* [AIM OF THE EXERCISE]
Pictures are excluded from this exercise. Transcribe exactly the lines from the one containing "Decode this image" through the last line of the listing.
*** RAW DATA ***
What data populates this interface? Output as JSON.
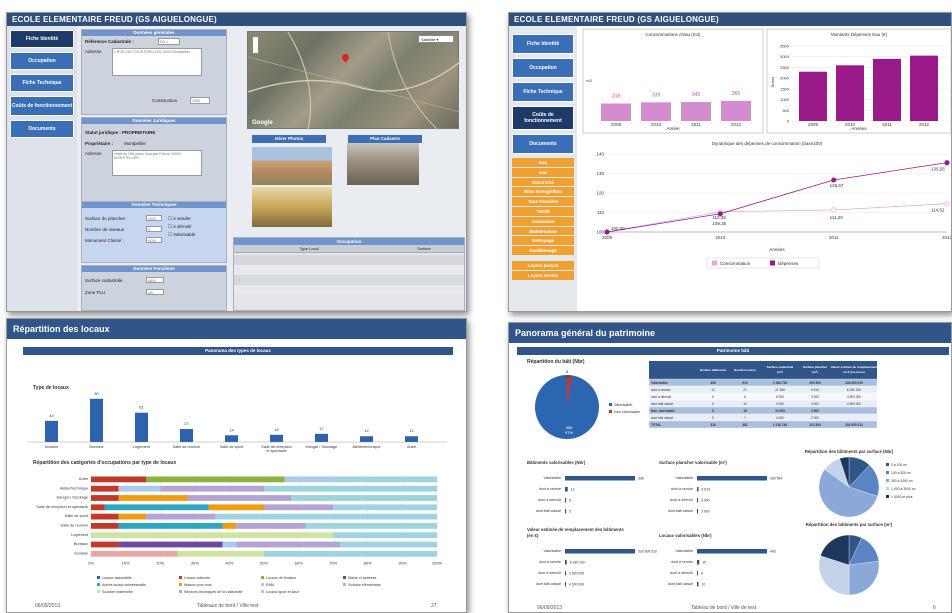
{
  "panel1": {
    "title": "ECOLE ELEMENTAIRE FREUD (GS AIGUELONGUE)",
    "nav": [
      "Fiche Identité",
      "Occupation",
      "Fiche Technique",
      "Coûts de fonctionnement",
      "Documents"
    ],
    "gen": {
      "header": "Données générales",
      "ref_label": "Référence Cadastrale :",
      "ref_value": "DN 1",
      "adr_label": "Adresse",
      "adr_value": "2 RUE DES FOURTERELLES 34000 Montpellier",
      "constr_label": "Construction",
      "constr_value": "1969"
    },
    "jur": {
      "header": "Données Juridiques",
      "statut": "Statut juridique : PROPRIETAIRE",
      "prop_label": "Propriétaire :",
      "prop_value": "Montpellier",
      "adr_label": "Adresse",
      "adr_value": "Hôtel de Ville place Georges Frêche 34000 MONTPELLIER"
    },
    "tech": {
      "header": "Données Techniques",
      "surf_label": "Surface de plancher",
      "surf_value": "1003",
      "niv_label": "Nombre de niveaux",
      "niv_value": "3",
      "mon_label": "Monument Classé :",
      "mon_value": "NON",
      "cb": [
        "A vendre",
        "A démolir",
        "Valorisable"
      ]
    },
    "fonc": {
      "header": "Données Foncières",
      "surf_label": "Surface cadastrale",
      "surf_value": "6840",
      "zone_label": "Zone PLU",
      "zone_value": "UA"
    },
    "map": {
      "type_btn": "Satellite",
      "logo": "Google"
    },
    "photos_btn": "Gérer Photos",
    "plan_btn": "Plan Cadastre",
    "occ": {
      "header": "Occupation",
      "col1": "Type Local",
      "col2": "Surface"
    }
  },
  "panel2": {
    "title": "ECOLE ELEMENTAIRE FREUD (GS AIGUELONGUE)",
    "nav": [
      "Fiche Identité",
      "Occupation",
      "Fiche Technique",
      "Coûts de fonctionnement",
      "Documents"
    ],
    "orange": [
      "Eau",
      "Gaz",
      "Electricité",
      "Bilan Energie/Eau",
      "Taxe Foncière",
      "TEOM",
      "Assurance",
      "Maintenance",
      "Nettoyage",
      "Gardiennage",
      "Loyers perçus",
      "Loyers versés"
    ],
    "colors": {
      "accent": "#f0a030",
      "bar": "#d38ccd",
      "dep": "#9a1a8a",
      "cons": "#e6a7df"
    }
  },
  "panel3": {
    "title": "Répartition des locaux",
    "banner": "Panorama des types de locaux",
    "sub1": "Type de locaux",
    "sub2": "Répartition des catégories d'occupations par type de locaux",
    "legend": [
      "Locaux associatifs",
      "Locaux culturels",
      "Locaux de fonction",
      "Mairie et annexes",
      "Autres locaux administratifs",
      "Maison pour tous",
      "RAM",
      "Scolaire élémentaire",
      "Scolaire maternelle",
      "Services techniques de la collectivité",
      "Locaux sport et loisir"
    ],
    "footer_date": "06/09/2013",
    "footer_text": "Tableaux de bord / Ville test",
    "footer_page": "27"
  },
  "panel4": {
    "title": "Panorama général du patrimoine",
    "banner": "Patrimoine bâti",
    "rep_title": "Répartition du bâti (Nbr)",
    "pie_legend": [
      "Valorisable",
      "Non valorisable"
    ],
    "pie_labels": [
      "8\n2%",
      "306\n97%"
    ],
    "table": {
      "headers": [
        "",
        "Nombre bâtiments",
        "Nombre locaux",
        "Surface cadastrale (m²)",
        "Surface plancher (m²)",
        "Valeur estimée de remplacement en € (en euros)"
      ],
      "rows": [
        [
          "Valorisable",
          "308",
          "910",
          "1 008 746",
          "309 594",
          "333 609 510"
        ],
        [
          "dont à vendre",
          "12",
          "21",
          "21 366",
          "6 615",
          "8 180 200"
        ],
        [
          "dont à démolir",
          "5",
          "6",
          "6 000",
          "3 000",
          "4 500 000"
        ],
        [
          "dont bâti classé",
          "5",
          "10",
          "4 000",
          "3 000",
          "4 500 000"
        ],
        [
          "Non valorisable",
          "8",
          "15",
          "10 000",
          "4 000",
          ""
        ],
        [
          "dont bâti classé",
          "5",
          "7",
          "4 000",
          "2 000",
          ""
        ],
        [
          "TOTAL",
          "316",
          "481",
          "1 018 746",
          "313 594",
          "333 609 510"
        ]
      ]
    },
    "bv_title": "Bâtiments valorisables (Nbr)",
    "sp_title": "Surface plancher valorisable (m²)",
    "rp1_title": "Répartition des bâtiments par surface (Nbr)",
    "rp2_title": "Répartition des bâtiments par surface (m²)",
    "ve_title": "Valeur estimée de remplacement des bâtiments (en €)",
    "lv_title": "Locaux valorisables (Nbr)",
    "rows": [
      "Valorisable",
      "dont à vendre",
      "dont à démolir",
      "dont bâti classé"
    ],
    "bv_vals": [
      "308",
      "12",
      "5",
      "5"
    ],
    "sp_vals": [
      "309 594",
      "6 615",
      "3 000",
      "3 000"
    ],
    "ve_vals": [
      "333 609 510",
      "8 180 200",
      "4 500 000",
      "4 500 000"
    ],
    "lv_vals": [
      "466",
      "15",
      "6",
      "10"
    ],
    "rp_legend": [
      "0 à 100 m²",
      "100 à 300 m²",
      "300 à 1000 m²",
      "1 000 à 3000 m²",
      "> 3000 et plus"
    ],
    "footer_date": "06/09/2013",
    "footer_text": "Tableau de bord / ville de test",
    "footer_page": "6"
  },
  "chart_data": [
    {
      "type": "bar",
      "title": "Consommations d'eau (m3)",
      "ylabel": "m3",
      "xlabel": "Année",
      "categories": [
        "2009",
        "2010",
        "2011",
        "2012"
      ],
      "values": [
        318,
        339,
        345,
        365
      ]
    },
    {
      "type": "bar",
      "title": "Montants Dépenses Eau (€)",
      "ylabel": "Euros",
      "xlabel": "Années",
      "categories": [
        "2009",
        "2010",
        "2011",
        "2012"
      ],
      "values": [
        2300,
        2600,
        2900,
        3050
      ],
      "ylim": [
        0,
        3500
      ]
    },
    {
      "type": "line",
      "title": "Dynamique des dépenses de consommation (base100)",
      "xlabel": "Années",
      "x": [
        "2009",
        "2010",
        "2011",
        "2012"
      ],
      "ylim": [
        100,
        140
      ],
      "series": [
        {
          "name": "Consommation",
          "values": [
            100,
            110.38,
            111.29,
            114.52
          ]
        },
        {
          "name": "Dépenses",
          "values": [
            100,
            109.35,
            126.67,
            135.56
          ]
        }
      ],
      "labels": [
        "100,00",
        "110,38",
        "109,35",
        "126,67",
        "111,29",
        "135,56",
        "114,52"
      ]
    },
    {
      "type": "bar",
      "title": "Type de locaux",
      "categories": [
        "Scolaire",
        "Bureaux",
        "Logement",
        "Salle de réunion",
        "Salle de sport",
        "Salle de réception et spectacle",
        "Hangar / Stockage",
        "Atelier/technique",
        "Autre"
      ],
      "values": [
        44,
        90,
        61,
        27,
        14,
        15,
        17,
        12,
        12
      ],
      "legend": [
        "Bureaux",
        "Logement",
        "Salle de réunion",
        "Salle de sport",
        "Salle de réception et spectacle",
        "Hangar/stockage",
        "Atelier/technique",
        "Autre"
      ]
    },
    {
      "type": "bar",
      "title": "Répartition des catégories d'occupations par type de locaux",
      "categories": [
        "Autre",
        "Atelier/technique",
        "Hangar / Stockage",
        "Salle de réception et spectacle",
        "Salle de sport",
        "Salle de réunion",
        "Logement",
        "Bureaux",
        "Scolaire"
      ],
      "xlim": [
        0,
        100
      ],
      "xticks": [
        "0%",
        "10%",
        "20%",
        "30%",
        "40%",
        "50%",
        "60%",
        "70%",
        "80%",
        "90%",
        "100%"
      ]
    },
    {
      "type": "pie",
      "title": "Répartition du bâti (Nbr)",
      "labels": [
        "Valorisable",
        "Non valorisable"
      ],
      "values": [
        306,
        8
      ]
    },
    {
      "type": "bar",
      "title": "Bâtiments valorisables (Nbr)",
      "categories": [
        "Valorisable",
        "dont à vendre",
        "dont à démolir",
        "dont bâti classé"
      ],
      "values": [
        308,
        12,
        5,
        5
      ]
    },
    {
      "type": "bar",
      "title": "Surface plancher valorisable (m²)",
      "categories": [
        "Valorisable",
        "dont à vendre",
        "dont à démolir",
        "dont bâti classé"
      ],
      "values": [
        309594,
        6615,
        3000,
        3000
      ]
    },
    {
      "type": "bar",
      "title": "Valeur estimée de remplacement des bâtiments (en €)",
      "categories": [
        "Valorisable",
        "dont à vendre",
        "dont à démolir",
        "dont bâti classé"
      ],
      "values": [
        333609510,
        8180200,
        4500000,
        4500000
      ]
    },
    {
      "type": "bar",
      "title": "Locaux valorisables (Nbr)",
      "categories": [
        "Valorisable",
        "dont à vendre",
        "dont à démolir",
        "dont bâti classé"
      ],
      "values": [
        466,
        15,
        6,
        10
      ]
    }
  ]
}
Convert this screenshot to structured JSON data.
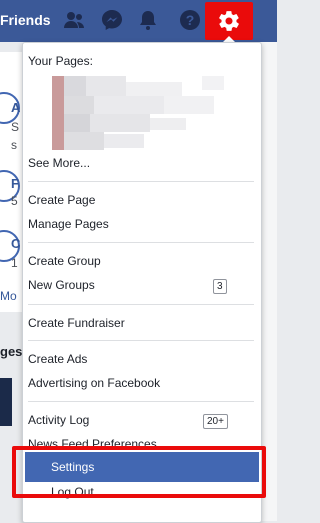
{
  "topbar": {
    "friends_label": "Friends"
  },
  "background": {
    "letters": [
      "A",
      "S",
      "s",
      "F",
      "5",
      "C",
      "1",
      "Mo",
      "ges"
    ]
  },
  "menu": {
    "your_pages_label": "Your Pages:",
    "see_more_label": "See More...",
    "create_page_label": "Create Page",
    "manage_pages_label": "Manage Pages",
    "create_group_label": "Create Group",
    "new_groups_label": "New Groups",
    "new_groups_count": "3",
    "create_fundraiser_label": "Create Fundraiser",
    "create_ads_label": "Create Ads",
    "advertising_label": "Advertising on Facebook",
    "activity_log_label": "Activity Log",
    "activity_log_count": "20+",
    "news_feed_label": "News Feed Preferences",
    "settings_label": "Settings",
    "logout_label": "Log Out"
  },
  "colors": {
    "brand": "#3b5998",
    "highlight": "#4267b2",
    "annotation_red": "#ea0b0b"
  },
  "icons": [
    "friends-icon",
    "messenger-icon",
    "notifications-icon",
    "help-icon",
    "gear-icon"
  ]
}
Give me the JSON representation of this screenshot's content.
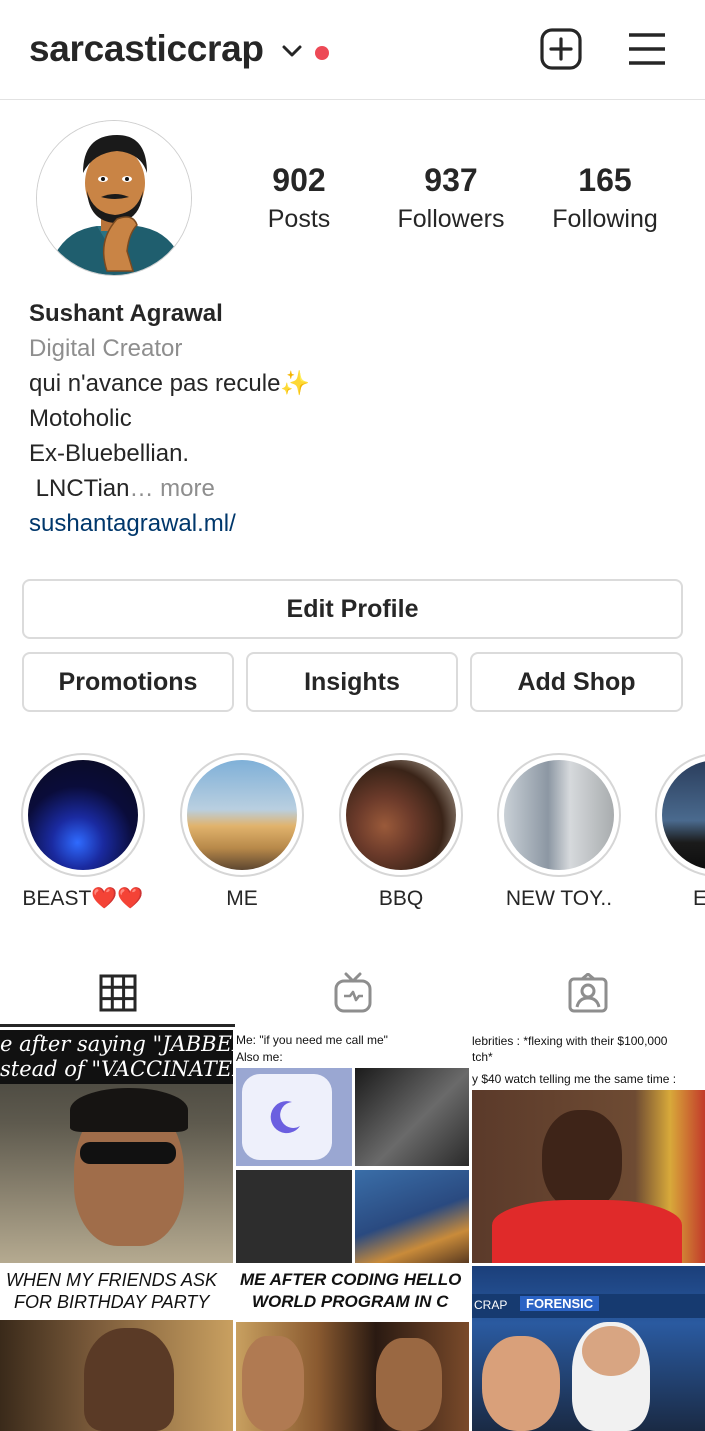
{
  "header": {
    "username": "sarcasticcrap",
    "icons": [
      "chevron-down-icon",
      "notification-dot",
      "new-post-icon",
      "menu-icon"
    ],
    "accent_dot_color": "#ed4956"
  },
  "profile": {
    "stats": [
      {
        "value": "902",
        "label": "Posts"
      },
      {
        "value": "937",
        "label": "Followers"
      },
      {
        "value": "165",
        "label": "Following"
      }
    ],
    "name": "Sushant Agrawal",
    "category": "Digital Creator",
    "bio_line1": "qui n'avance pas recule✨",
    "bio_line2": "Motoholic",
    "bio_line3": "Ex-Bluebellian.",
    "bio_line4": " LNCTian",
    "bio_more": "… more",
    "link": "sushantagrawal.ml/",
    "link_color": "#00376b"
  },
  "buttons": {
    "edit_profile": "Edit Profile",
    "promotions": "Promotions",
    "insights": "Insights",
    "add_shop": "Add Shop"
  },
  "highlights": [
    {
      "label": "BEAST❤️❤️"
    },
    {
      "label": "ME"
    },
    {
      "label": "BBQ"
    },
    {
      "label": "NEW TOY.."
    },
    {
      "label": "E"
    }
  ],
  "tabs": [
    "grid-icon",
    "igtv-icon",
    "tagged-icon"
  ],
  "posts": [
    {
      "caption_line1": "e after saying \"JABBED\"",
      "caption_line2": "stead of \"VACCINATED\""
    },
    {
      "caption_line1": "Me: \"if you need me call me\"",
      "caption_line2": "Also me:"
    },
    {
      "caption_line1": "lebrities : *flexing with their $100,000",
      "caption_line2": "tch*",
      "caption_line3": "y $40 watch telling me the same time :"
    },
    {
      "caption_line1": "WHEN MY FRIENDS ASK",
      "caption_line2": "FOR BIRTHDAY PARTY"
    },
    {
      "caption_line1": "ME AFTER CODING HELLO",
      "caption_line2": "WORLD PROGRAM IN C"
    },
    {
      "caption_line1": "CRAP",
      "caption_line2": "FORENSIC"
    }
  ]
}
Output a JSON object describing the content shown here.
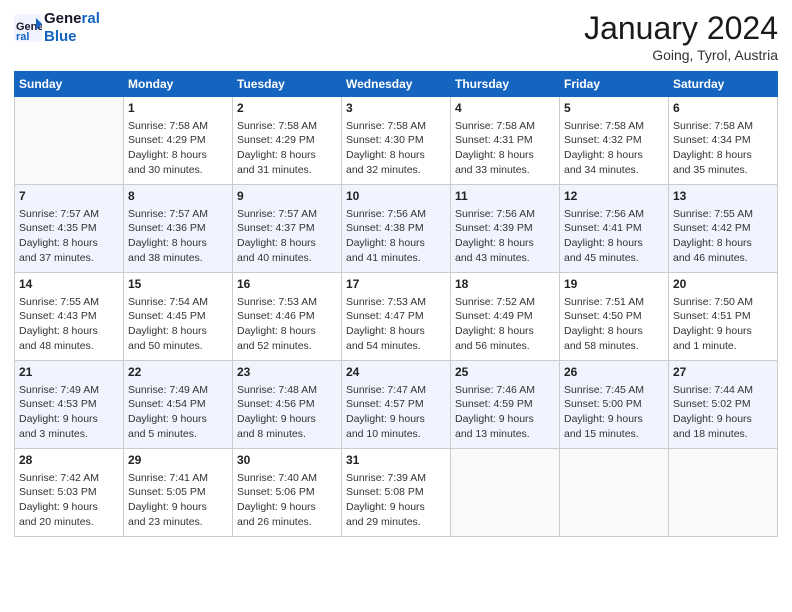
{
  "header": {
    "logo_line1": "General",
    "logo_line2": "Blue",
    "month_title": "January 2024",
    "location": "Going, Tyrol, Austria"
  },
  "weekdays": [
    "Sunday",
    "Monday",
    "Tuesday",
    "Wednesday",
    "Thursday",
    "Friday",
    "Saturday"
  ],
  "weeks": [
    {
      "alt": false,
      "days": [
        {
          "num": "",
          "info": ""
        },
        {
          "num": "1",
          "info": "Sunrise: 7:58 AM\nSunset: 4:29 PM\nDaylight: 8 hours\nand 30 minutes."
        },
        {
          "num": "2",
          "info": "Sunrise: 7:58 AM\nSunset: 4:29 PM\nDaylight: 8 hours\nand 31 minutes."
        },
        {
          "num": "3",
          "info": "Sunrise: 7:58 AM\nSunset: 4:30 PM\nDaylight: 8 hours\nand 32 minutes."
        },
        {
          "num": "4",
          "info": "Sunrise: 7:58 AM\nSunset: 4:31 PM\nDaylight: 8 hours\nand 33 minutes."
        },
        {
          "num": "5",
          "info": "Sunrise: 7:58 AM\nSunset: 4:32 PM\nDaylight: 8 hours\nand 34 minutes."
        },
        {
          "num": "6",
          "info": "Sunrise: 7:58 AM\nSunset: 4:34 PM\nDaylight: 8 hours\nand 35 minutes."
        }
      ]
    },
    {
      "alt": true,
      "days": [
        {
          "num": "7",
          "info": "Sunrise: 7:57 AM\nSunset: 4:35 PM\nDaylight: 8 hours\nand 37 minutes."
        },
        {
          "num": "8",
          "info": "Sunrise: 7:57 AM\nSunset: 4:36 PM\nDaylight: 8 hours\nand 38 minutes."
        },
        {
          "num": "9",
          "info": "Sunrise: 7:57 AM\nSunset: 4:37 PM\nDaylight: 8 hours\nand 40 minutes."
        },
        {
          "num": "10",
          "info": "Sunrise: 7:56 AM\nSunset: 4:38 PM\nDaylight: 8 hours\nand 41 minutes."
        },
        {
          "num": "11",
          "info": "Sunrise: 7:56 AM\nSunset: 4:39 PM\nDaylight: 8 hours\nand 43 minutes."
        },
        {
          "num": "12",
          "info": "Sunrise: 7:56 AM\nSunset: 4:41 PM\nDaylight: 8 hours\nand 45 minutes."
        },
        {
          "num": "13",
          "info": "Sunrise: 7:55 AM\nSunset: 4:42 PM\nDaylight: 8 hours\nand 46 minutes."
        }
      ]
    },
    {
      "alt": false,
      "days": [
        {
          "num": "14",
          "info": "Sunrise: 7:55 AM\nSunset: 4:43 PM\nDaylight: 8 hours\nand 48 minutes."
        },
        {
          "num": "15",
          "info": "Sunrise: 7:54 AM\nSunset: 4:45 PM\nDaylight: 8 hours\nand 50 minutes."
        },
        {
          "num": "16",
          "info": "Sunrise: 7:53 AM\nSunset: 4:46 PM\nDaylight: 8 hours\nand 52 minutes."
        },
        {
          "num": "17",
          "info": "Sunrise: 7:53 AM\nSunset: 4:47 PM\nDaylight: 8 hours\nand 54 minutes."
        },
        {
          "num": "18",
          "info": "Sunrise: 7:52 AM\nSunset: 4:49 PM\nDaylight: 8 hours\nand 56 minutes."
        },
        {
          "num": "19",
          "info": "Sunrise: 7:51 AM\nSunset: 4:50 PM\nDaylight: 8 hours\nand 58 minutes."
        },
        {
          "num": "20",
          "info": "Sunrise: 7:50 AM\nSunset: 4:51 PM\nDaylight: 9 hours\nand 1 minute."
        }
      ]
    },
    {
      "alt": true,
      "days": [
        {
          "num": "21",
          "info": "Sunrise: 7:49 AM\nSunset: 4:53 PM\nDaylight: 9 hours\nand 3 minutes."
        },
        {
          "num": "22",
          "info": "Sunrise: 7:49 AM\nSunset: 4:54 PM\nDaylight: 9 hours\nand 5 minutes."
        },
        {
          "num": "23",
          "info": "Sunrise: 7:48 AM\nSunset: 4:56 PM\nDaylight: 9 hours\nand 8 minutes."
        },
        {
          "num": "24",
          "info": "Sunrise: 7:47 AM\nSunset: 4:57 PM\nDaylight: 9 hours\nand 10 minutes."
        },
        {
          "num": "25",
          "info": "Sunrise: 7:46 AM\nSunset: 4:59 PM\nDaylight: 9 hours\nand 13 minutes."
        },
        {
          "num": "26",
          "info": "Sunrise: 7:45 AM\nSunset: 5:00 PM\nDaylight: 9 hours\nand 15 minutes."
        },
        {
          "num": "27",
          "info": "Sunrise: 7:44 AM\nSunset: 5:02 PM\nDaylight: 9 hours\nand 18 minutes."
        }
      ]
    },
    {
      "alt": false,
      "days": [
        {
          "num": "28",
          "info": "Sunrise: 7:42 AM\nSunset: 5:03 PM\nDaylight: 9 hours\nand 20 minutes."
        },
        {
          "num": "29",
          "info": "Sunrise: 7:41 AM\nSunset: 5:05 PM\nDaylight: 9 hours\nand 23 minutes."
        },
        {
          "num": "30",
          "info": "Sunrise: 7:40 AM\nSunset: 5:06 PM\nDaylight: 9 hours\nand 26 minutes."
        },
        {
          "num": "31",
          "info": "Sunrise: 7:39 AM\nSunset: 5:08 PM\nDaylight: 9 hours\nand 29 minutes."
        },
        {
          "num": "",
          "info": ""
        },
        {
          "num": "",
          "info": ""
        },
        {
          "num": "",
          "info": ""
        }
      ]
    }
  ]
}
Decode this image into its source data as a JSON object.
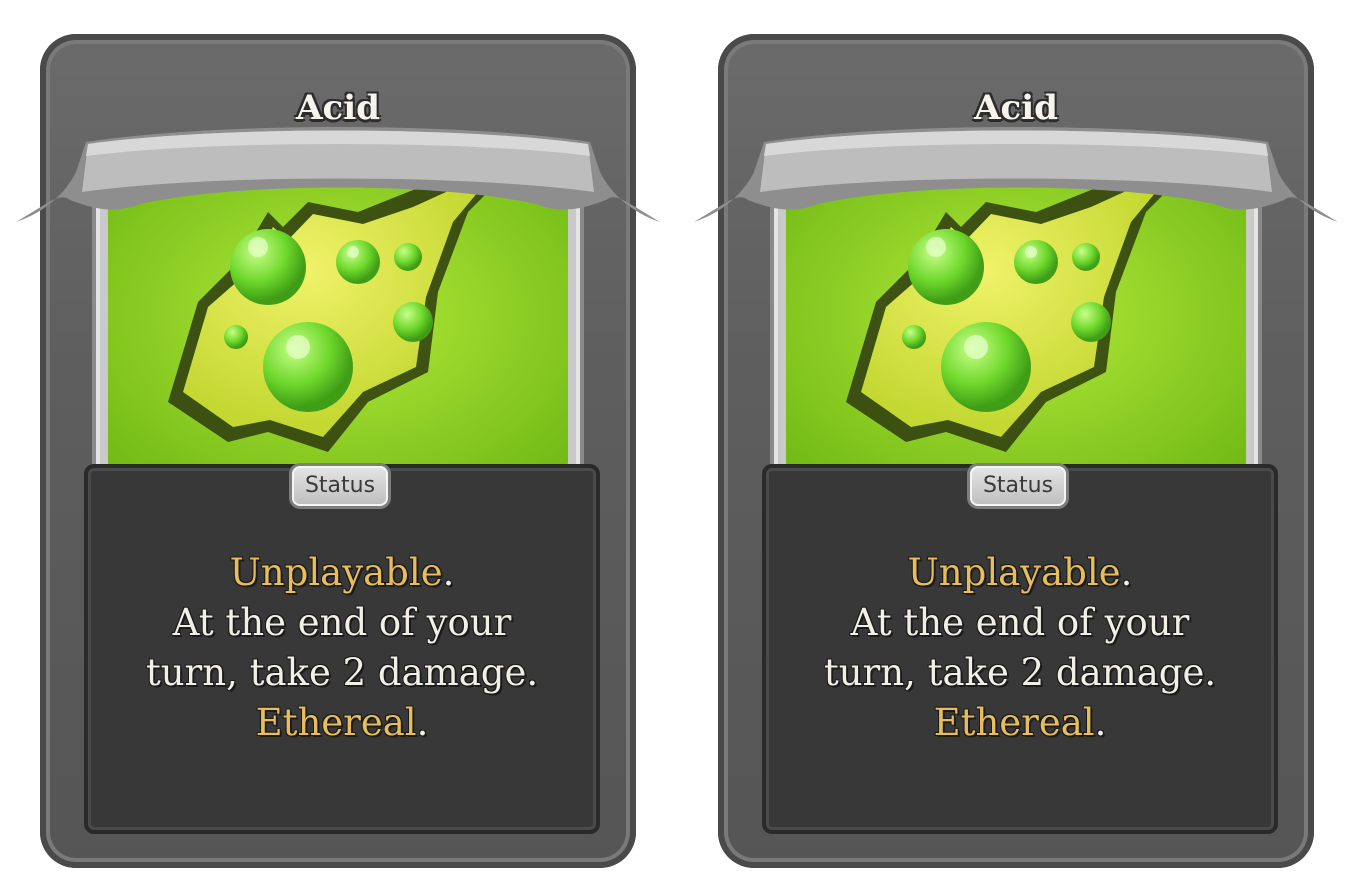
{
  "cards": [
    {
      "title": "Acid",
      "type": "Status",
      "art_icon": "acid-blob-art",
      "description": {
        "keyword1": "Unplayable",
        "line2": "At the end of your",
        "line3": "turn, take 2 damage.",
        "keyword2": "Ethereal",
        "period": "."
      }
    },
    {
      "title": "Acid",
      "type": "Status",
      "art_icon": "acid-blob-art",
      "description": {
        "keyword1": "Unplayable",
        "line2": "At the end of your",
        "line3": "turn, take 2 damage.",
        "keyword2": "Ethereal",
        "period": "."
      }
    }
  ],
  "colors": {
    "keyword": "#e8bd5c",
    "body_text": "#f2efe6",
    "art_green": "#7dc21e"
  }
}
***
* [WRITTEN ANSWER]
Decode this image into its source data as a JSON object.
{
  "cards": [
    {
      "title": "Acid",
      "type": "Status",
      "art_icon": "acid-blob-art",
      "description": {
        "keyword1": "Unplayable",
        "line2": "At the end of your",
        "line3": "turn, take 2 damage.",
        "keyword2": "Ethereal",
        "period": "."
      }
    },
    {
      "title": "Acid",
      "type": "Status",
      "art_icon": "acid-blob-art",
      "description": {
        "keyword1": "Unplayable",
        "line2": "At the end of your",
        "line3": "turn, take 2 damage.",
        "keyword2": "Ethereal",
        "period": "."
      }
    }
  ],
  "colors": {
    "keyword": "#e8bd5c",
    "body_text": "#f2efe6",
    "art_green": "#7dc21e"
  }
}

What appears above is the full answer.